## OBJECTIVE
Return each line holding the string "understanding".

======== SUPPLIED MATERIAL ========

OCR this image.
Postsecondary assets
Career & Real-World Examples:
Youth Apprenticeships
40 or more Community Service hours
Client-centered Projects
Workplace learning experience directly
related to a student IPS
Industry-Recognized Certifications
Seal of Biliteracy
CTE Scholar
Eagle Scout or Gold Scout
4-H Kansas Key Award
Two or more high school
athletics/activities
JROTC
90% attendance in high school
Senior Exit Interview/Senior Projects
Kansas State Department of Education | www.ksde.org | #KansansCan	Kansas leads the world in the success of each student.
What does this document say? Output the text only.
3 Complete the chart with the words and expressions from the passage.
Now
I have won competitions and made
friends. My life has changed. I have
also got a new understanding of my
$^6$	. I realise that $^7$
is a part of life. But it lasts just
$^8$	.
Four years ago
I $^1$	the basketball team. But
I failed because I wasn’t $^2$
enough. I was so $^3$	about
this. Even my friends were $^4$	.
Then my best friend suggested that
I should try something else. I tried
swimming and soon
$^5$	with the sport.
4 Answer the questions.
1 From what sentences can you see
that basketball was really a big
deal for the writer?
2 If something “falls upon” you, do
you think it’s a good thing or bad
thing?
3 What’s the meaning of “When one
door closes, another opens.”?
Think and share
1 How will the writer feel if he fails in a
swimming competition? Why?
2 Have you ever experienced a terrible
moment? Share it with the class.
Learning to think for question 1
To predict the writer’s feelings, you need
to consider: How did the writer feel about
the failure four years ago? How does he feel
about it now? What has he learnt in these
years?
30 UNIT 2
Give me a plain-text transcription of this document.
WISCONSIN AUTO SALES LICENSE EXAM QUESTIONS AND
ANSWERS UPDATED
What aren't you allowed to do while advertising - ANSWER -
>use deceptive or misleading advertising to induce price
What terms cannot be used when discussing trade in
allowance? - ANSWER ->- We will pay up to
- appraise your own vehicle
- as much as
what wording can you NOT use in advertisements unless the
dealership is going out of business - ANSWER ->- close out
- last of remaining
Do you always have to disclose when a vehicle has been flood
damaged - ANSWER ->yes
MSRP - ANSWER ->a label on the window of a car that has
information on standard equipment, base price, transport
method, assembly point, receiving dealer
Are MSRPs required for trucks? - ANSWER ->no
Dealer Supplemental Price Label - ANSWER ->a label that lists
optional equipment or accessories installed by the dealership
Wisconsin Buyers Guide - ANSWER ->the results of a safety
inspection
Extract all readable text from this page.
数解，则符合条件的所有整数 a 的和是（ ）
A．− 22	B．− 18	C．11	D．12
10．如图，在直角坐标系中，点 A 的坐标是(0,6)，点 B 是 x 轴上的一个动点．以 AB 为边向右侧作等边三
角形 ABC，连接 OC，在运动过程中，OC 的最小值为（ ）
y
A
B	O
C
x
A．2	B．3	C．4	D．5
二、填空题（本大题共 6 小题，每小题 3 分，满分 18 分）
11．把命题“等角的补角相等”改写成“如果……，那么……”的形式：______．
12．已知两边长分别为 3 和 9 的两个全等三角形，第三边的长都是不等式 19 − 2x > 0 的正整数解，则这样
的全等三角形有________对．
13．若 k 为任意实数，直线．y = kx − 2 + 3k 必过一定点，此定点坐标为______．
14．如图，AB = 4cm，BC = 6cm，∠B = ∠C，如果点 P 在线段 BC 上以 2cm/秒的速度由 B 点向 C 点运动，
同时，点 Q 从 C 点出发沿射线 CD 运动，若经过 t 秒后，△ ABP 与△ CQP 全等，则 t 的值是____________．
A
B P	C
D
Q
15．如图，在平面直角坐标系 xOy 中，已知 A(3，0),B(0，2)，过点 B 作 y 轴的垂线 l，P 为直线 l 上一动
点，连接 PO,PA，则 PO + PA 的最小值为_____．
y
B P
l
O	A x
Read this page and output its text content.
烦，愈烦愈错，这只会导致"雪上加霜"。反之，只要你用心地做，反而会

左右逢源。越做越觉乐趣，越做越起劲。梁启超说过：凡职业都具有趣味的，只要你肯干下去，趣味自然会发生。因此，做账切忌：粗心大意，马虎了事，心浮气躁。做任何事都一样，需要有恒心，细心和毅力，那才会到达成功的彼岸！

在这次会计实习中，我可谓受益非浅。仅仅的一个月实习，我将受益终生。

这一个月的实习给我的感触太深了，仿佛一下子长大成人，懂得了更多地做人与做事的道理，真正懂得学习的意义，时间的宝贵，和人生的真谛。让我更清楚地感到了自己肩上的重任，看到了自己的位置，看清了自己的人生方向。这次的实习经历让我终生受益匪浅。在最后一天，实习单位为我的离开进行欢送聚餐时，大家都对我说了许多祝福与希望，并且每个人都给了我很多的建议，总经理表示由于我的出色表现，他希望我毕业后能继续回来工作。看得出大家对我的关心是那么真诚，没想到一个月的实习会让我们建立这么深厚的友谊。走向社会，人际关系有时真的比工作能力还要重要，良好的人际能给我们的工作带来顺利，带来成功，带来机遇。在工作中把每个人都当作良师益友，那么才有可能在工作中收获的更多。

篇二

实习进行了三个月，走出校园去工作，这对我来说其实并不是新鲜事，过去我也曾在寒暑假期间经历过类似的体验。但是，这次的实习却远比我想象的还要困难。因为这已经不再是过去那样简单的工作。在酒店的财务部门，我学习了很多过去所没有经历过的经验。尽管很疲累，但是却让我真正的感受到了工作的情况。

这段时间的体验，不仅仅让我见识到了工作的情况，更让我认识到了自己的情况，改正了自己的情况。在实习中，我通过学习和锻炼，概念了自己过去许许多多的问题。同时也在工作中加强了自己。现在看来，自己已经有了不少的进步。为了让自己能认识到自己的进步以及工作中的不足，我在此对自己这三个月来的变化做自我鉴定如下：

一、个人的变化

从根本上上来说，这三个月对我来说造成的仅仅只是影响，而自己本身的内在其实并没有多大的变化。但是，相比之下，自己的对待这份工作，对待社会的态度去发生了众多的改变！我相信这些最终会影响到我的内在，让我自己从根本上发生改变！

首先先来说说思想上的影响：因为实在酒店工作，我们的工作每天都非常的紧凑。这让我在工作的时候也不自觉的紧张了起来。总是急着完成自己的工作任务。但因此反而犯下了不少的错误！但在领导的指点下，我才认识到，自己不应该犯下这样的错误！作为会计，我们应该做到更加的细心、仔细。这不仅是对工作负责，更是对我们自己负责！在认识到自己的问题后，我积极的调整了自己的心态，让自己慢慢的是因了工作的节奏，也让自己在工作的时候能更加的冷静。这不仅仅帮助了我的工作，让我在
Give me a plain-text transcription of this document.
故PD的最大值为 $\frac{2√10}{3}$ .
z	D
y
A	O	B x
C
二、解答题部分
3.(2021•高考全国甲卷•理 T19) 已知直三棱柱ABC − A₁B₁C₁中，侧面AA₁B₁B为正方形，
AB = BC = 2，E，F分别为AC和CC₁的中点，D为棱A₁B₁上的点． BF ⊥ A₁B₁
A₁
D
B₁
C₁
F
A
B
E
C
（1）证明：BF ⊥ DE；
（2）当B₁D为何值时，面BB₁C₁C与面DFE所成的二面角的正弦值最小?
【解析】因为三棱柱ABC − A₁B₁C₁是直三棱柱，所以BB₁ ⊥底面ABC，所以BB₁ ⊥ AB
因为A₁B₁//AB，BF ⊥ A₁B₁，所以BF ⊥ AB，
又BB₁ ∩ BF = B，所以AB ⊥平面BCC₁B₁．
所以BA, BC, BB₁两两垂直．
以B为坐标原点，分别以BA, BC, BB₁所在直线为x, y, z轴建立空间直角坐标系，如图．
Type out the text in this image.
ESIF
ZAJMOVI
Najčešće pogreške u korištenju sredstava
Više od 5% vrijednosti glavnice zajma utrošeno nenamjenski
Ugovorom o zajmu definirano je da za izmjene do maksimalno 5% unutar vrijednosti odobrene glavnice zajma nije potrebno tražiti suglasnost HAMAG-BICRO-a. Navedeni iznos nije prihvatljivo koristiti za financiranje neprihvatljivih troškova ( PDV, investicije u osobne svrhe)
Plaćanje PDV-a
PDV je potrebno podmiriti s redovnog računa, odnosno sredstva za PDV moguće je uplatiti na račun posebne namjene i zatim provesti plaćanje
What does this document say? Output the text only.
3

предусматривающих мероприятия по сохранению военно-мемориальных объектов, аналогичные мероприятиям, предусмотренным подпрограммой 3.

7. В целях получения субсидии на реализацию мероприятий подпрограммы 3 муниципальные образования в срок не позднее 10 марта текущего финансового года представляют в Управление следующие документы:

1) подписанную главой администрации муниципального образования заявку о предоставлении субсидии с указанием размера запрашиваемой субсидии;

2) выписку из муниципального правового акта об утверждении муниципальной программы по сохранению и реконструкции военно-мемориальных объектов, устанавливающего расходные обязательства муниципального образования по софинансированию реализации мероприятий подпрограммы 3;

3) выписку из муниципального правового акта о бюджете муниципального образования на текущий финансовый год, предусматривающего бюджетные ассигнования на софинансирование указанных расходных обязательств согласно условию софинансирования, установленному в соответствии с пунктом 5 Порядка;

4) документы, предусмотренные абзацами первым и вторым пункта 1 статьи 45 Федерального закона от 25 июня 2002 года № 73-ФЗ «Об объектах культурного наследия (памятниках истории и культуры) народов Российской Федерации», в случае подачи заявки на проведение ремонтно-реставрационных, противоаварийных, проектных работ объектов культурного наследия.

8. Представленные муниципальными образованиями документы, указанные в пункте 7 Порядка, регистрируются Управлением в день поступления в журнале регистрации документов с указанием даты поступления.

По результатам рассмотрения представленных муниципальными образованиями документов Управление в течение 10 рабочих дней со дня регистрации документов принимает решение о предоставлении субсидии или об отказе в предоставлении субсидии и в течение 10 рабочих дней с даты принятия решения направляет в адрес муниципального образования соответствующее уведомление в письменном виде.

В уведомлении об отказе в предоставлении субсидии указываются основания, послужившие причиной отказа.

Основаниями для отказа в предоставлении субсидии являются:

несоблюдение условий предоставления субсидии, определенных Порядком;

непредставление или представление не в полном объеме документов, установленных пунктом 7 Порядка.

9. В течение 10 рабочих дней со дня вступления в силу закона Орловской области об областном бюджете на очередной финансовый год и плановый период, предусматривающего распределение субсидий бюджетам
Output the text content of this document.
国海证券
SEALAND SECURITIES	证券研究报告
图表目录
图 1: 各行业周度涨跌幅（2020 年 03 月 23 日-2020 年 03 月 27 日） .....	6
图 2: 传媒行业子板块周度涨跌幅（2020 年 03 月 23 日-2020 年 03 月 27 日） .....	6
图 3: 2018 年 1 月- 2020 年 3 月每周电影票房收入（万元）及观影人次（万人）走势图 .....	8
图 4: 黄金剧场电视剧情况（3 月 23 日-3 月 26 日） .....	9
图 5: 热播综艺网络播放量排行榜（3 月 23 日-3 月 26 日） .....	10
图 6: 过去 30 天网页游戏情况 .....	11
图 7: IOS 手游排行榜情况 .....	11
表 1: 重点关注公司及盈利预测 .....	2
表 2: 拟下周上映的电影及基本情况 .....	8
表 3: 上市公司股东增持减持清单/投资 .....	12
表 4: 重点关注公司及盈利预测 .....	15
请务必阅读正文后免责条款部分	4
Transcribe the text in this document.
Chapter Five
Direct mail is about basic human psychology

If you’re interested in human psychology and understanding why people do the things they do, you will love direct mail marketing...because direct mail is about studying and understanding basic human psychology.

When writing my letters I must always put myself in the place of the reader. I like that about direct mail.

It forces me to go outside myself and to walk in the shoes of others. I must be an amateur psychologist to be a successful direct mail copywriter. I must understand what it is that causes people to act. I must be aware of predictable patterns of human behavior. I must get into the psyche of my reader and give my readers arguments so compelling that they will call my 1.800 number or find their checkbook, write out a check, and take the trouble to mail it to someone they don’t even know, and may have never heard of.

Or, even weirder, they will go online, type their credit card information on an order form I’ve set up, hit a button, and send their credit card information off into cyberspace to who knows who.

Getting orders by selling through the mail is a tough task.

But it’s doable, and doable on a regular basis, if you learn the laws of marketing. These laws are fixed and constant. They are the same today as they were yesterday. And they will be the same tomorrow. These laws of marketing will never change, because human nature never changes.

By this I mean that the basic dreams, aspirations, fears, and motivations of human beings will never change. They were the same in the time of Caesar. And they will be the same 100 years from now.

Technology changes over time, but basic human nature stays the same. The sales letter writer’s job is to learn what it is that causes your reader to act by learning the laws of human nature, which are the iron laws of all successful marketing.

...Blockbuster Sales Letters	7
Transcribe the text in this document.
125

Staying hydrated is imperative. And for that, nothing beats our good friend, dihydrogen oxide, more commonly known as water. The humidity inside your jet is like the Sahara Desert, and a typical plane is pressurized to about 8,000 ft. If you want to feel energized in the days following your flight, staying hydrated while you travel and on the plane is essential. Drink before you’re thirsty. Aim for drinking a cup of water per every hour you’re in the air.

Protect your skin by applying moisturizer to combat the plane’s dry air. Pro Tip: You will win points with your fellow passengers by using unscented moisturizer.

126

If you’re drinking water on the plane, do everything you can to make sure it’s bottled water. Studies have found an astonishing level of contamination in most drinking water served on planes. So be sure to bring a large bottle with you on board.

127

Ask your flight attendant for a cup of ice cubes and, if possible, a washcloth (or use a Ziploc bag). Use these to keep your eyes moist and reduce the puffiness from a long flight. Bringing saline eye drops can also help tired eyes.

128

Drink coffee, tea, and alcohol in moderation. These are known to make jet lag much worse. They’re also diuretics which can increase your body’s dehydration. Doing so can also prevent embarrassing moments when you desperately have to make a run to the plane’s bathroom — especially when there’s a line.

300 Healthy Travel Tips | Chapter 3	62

========

## FINISHED ANSWER
also got a new understanding of my
If you’re interested in human psychology and understanding why people do the things they do, you will love direct mail marketing...because direct mail is about studying and understanding basic human psychology.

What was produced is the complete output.